--- What is needed ---
Repeat each record exactly. Any picture gets left out.

--- Records provided ---
++++++++++
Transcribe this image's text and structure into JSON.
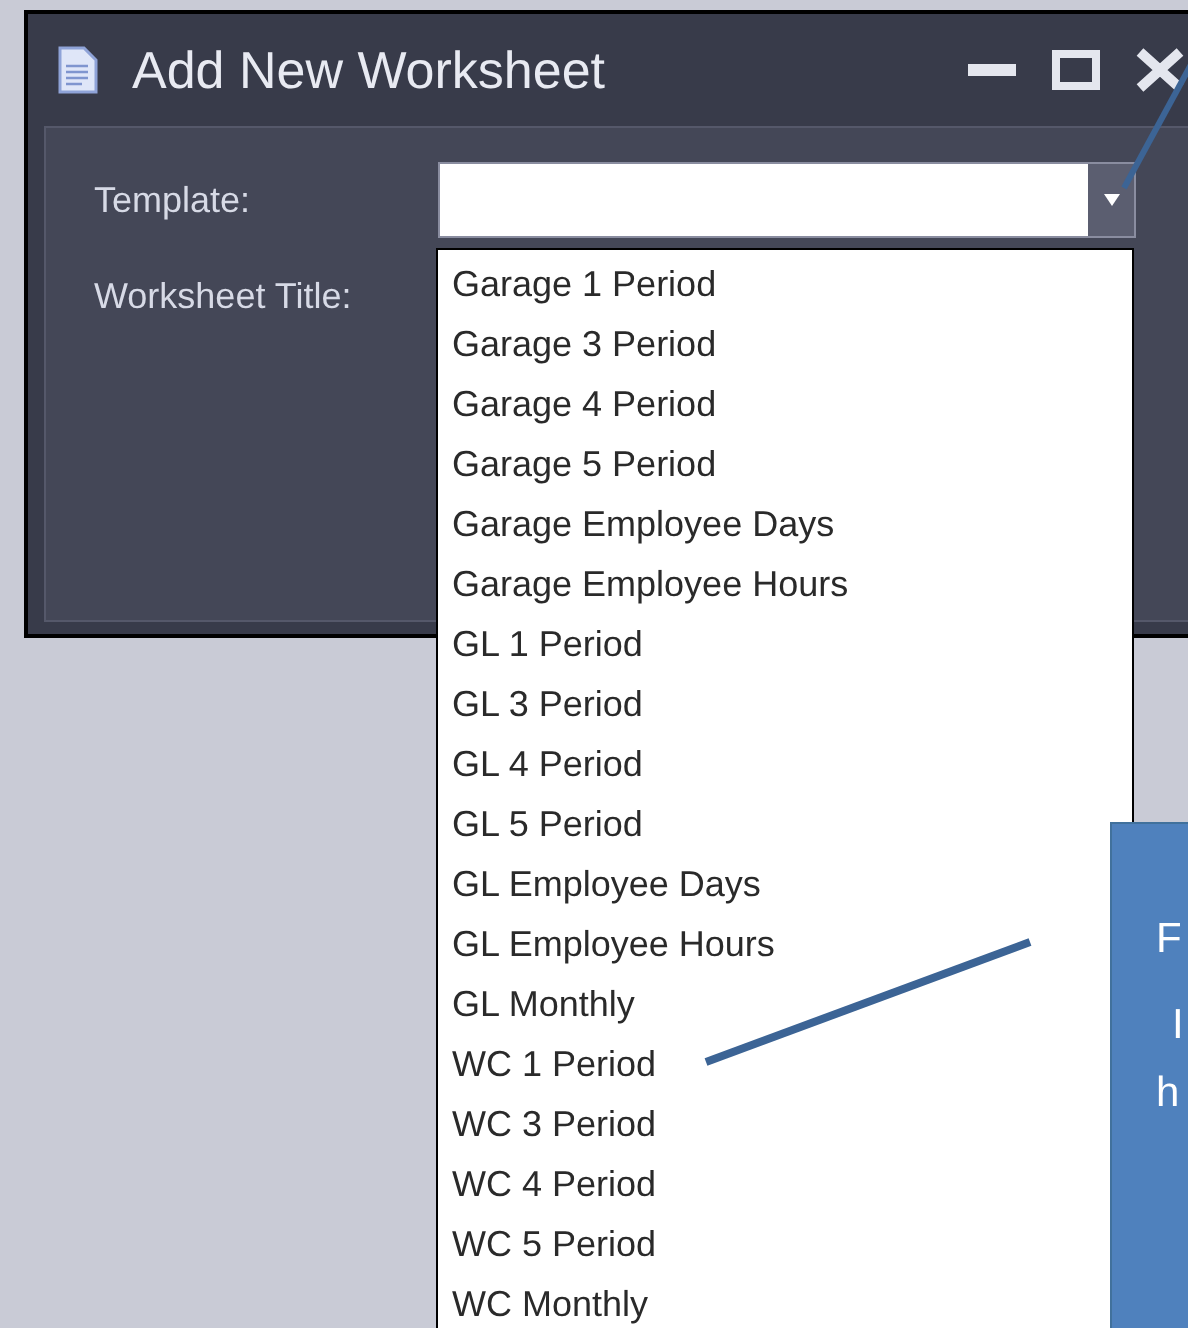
{
  "window": {
    "title": "Add New Worksheet"
  },
  "fields": [
    {
      "label": "Template:",
      "kind": "combo"
    },
    {
      "label": "Worksheet Title:",
      "kind": "text"
    }
  ],
  "dropdown": {
    "items": [
      "Garage 1 Period",
      "Garage 3 Period",
      "Garage 4 Period",
      "Garage 5 Period",
      "Garage Employee Days",
      "Garage Employee Hours",
      "GL 1 Period",
      "GL 3 Period",
      "GL 4 Period",
      "GL 5 Period",
      "GL Employee Days",
      "GL Employee Hours",
      "GL Monthly",
      "WC 1 Period",
      "WC 3 Period",
      "WC 4 Period",
      "WC 5 Period",
      "WC Monthly"
    ]
  },
  "callout": {
    "lines": [
      "F",
      "I",
      "h"
    ]
  }
}
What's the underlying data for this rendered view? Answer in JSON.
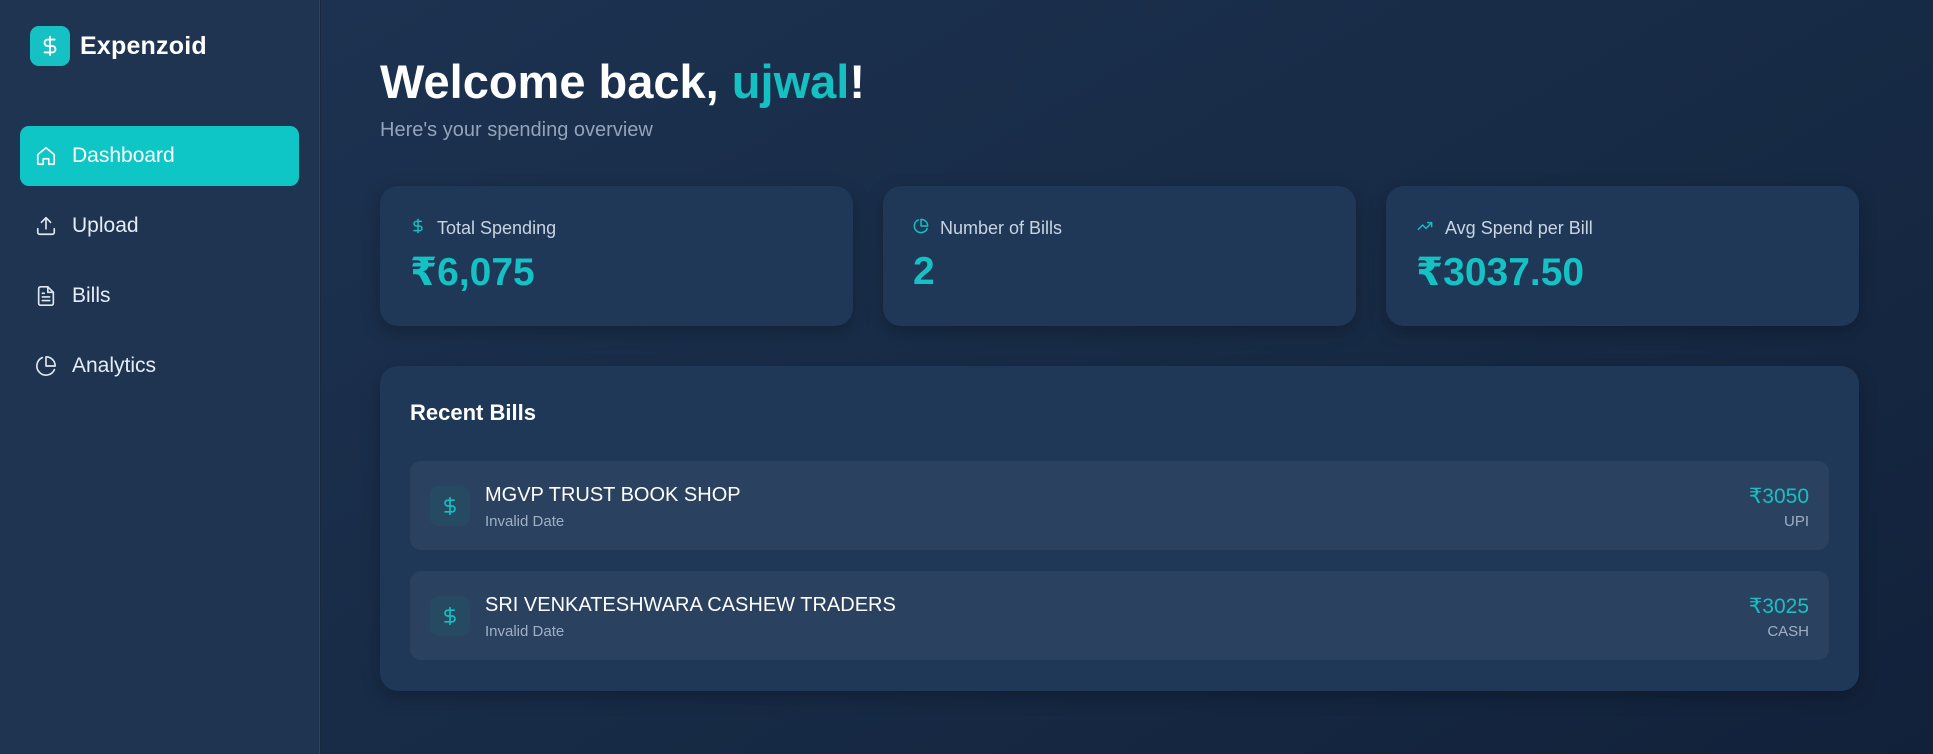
{
  "app": {
    "name": "Expenzoid",
    "logo_icon": "dollar-icon"
  },
  "colors": {
    "accent": "#14c0c2",
    "sidebar": "#1f3451",
    "card": "#203857",
    "bill_row": "#2a4260"
  },
  "sidebar": {
    "items": [
      {
        "label": "Dashboard",
        "icon": "home-icon",
        "active": true
      },
      {
        "label": "Upload",
        "icon": "upload-icon",
        "active": false
      },
      {
        "label": "Bills",
        "icon": "file-text-icon",
        "active": false
      },
      {
        "label": "Analytics",
        "icon": "pie-chart-icon",
        "active": false
      }
    ]
  },
  "header": {
    "greeting": "Welcome back, ",
    "user_name": "ujwal",
    "punctuation": "!",
    "subtitle": "Here's your spending overview"
  },
  "stats": [
    {
      "label": "Total Spending",
      "value": "₹6,075",
      "icon": "dollar-icon"
    },
    {
      "label": "Number of Bills",
      "value": "2",
      "icon": "pie-chart-icon"
    },
    {
      "label": "Avg Spend per Bill",
      "value": "₹3037.50",
      "icon": "trending-up-icon"
    }
  ],
  "recent_bills": {
    "title": "Recent Bills",
    "items": [
      {
        "name": "MGVP TRUST BOOK SHOP",
        "date": "Invalid Date",
        "amount": "₹3050",
        "method": "UPI",
        "icon": "dollar-icon"
      },
      {
        "name": "SRI VENKATESHWARA CASHEW TRADERS",
        "date": "Invalid Date",
        "amount": "₹3025",
        "method": "CASH",
        "icon": "dollar-icon"
      }
    ]
  }
}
++++++++++
--- Task response ---
Transcribe this image's text and structure into JSON.
{
  "window": {
    "title": "Add New Worksheet"
  },
  "fields": [
    {
      "label": "Template:",
      "kind": "combo"
    },
    {
      "label": "Worksheet Title:",
      "kind": "text"
    }
  ],
  "dropdown": {
    "items": [
      "Garage 1 Period",
      "Garage 3 Period",
      "Garage 4 Period",
      "Garage 5 Period",
      "Garage Employee Days",
      "Garage Employee Hours",
      "GL 1 Period",
      "GL 3 Period",
      "GL 4 Period",
      "GL 5 Period",
      "GL Employee Days",
      "GL Employee Hours",
      "GL Monthly",
      "WC 1 Period",
      "WC 3 Period",
      "WC 4 Period",
      "WC 5 Period",
      "WC Monthly"
    ]
  },
  "callout": {
    "lines": [
      "F",
      "I",
      "h"
    ]
  }
}
What's the underlying data for this rendered view? Answer in JSON.
{
  "app": {
    "name": "Expenzoid",
    "logo_icon": "dollar-icon"
  },
  "colors": {
    "accent": "#14c0c2",
    "sidebar": "#1f3451",
    "card": "#203857",
    "bill_row": "#2a4260"
  },
  "sidebar": {
    "items": [
      {
        "label": "Dashboard",
        "icon": "home-icon",
        "active": true
      },
      {
        "label": "Upload",
        "icon": "upload-icon",
        "active": false
      },
      {
        "label": "Bills",
        "icon": "file-text-icon",
        "active": false
      },
      {
        "label": "Analytics",
        "icon": "pie-chart-icon",
        "active": false
      }
    ]
  },
  "header": {
    "greeting": "Welcome back, ",
    "user_name": "ujwal",
    "punctuation": "!",
    "subtitle": "Here's your spending overview"
  },
  "stats": [
    {
      "label": "Total Spending",
      "value": "₹6,075",
      "icon": "dollar-icon"
    },
    {
      "label": "Number of Bills",
      "value": "2",
      "icon": "pie-chart-icon"
    },
    {
      "label": "Avg Spend per Bill",
      "value": "₹3037.50",
      "icon": "trending-up-icon"
    }
  ],
  "recent_bills": {
    "title": "Recent Bills",
    "items": [
      {
        "name": "MGVP TRUST BOOK SHOP",
        "date": "Invalid Date",
        "amount": "₹3050",
        "method": "UPI",
        "icon": "dollar-icon"
      },
      {
        "name": "SRI VENKATESHWARA CASHEW TRADERS",
        "date": "Invalid Date",
        "amount": "₹3025",
        "method": "CASH",
        "icon": "dollar-icon"
      }
    ]
  }
}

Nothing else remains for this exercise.